**Aim of the exercise**
Recast every line of the listing below as a Markdown table with two columns, Row and Line. Number each line in Row, put its text in Line, and leave out any blank lines.

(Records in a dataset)
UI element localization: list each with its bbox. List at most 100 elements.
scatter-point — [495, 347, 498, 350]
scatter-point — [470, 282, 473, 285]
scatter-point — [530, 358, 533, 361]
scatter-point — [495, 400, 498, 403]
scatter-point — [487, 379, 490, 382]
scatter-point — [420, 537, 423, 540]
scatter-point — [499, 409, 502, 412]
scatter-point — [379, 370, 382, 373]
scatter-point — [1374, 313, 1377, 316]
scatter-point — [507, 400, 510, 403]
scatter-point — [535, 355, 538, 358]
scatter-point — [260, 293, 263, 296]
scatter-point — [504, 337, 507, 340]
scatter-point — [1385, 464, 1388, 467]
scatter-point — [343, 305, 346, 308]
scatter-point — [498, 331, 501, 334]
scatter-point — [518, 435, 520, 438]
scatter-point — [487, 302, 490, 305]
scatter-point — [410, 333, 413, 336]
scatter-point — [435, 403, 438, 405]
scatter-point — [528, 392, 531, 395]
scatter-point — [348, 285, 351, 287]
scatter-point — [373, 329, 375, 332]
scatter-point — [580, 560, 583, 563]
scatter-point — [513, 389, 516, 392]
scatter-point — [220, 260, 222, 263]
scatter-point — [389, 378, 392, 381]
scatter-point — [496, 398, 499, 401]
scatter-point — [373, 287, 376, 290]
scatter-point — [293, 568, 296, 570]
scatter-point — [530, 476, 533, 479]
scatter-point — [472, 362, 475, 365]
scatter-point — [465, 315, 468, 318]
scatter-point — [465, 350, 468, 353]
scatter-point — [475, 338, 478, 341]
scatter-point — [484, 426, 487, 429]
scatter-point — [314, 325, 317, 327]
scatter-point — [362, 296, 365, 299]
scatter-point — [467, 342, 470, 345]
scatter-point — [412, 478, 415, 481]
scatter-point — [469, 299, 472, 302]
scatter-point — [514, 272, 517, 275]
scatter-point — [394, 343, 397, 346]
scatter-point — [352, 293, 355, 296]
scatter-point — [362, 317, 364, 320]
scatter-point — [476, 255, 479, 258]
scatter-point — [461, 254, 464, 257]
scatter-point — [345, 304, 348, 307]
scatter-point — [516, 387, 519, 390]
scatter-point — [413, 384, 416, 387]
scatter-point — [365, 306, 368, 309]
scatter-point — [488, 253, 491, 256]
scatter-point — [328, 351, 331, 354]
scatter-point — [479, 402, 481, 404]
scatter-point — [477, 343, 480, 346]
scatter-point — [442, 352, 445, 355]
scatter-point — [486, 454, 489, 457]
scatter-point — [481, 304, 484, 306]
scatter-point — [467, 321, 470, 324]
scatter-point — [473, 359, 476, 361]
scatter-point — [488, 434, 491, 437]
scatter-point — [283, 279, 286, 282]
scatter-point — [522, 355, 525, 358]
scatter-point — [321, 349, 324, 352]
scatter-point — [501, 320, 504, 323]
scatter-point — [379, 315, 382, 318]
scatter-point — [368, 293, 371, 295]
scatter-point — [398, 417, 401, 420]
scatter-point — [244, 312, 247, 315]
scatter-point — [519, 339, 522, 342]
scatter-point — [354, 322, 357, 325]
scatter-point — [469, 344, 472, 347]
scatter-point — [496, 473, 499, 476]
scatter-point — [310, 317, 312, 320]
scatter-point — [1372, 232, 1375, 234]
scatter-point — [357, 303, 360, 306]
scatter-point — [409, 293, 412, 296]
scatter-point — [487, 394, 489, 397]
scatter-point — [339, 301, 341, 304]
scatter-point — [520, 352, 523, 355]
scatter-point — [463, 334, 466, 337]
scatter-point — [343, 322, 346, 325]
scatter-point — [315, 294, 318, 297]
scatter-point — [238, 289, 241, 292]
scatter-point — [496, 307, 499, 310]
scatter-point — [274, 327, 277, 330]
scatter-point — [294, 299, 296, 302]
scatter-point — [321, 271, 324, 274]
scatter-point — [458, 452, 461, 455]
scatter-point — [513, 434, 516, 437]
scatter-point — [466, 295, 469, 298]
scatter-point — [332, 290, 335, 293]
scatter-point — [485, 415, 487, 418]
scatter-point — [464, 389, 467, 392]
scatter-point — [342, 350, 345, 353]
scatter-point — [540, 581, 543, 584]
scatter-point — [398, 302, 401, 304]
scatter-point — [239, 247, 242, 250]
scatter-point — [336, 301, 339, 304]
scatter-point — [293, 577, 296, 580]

**Response below**
| Row | Line |
|---|---|
| 1 | UI element localization: list each with its bbox. List at most 100 elements. |
| 2 | scatter-point — [495, 347, 498, 350] |
| 3 | scatter-point — [470, 282, 473, 285] |
| 4 | scatter-point — [530, 358, 533, 361] |
| 5 | scatter-point — [495, 400, 498, 403] |
| 6 | scatter-point — [487, 379, 490, 382] |
| 7 | scatter-point — [420, 537, 423, 540] |
| 8 | scatter-point — [499, 409, 502, 412] |
| 9 | scatter-point — [379, 370, 382, 373] |
| 10 | scatter-point — [1374, 313, 1377, 316] |
| 11 | scatter-point — [507, 400, 510, 403] |
| 12 | scatter-point — [535, 355, 538, 358] |
| 13 | scatter-point — [260, 293, 263, 296] |
| 14 | scatter-point — [504, 337, 507, 340] |
| 15 | scatter-point — [1385, 464, 1388, 467] |
| 16 | scatter-point — [343, 305, 346, 308] |
| 17 | scatter-point — [498, 331, 501, 334] |
| 18 | scatter-point — [518, 435, 520, 438] |
| 19 | scatter-point — [487, 302, 490, 305] |
| 20 | scatter-point — [410, 333, 413, 336] |
| 21 | scatter-point — [435, 403, 438, 405] |
| 22 | scatter-point — [528, 392, 531, 395] |
| 23 | scatter-point — [348, 285, 351, 287] |
| 24 | scatter-point — [373, 329, 375, 332] |
| 25 | scatter-point — [580, 560, 583, 563] |
| 26 | scatter-point — [513, 389, 516, 392] |
| 27 | scatter-point — [220, 260, 222, 263] |
| 28 | scatter-point — [389, 378, 392, 381] |
| 29 | scatter-point — [496, 398, 499, 401] |
| 30 | scatter-point — [373, 287, 376, 290] |
| 31 | scatter-point — [293, 568, 296, 570] |
| 32 | scatter-point — [530, 476, 533, 479] |
| 33 | scatter-point — [472, 362, 475, 365] |
| 34 | scatter-point — [465, 315, 468, 318] |
| 35 | scatter-point — [465, 350, 468, 353] |
| 36 | scatter-point — [475, 338, 478, 341] |
| 37 | scatter-point — [484, 426, 487, 429] |
| 38 | scatter-point — [314, 325, 317, 327] |
| 39 | scatter-point — [362, 296, 365, 299] |
| 40 | scatter-point — [467, 342, 470, 345] |
| 41 | scatter-point — [412, 478, 415, 481] |
| 42 | scatter-point — [469, 299, 472, 302] |
| 43 | scatter-point — [514, 272, 517, 275] |
| 44 | scatter-point — [394, 343, 397, 346] |
| 45 | scatter-point — [352, 293, 355, 296] |
| 46 | scatter-point — [362, 317, 364, 320] |
| 47 | scatter-point — [476, 255, 479, 258] |
| 48 | scatter-point — [461, 254, 464, 257] |
| 49 | scatter-point — [345, 304, 348, 307] |
| 50 | scatter-point — [516, 387, 519, 390] |
| 51 | scatter-point — [413, 384, 416, 387] |
| 52 | scatter-point — [365, 306, 368, 309] |
| 53 | scatter-point — [488, 253, 491, 256] |
| 54 | scatter-point — [328, 351, 331, 354] |
| 55 | scatter-point — [479, 402, 481, 404] |
| 56 | scatter-point — [477, 343, 480, 346] |
| 57 | scatter-point — [442, 352, 445, 355] |
| 58 | scatter-point — [486, 454, 489, 457] |
| 59 | scatter-point — [481, 304, 484, 306] |
| 60 | scatter-point — [467, 321, 470, 324] |
| 61 | scatter-point — [473, 359, 476, 361] |
| 62 | scatter-point — [488, 434, 491, 437] |
| 63 | scatter-point — [283, 279, 286, 282] |
| 64 | scatter-point — [522, 355, 525, 358] |
| 65 | scatter-point — [321, 349, 324, 352] |
| 66 | scatter-point — [501, 320, 504, 323] |
| 67 | scatter-point — [379, 315, 382, 318] |
| 68 | scatter-point — [368, 293, 371, 295] |
| 69 | scatter-point — [398, 417, 401, 420] |
| 70 | scatter-point — [244, 312, 247, 315] |
| 71 | scatter-point — [519, 339, 522, 342] |
| 72 | scatter-point — [354, 322, 357, 325] |
| 73 | scatter-point — [469, 344, 472, 347] |
| 74 | scatter-point — [496, 473, 499, 476] |
| 75 | scatter-point — [310, 317, 312, 320] |
| 76 | scatter-point — [1372, 232, 1375, 234] |
| 77 | scatter-point — [357, 303, 360, 306] |
| 78 | scatter-point — [409, 293, 412, 296] |
| 79 | scatter-point — [487, 394, 489, 397] |
| 80 | scatter-point — [339, 301, 341, 304] |
| 81 | scatter-point — [520, 352, 523, 355] |
| 82 | scatter-point — [463, 334, 466, 337] |
| 83 | scatter-point — [343, 322, 346, 325] |
| 84 | scatter-point — [315, 294, 318, 297] |
| 85 | scatter-point — [238, 289, 241, 292] |
| 86 | scatter-point — [496, 307, 499, 310] |
| 87 | scatter-point — [274, 327, 277, 330] |
| 88 | scatter-point — [294, 299, 296, 302] |
| 89 | scatter-point — [321, 271, 324, 274] |
| 90 | scatter-point — [458, 452, 461, 455] |
| 91 | scatter-point — [513, 434, 516, 437] |
| 92 | scatter-point — [466, 295, 469, 298] |
| 93 | scatter-point — [332, 290, 335, 293] |
| 94 | scatter-point — [485, 415, 487, 418] |
| 95 | scatter-point — [464, 389, 467, 392] |
| 96 | scatter-point — [342, 350, 345, 353] |
| 97 | scatter-point — [540, 581, 543, 584] |
| 98 | scatter-point — [398, 302, 401, 304] |
| 99 | scatter-point — [239, 247, 242, 250] |
| 100 | scatter-point — [336, 301, 339, 304] |
| 101 | scatter-point — [293, 577, 296, 580] |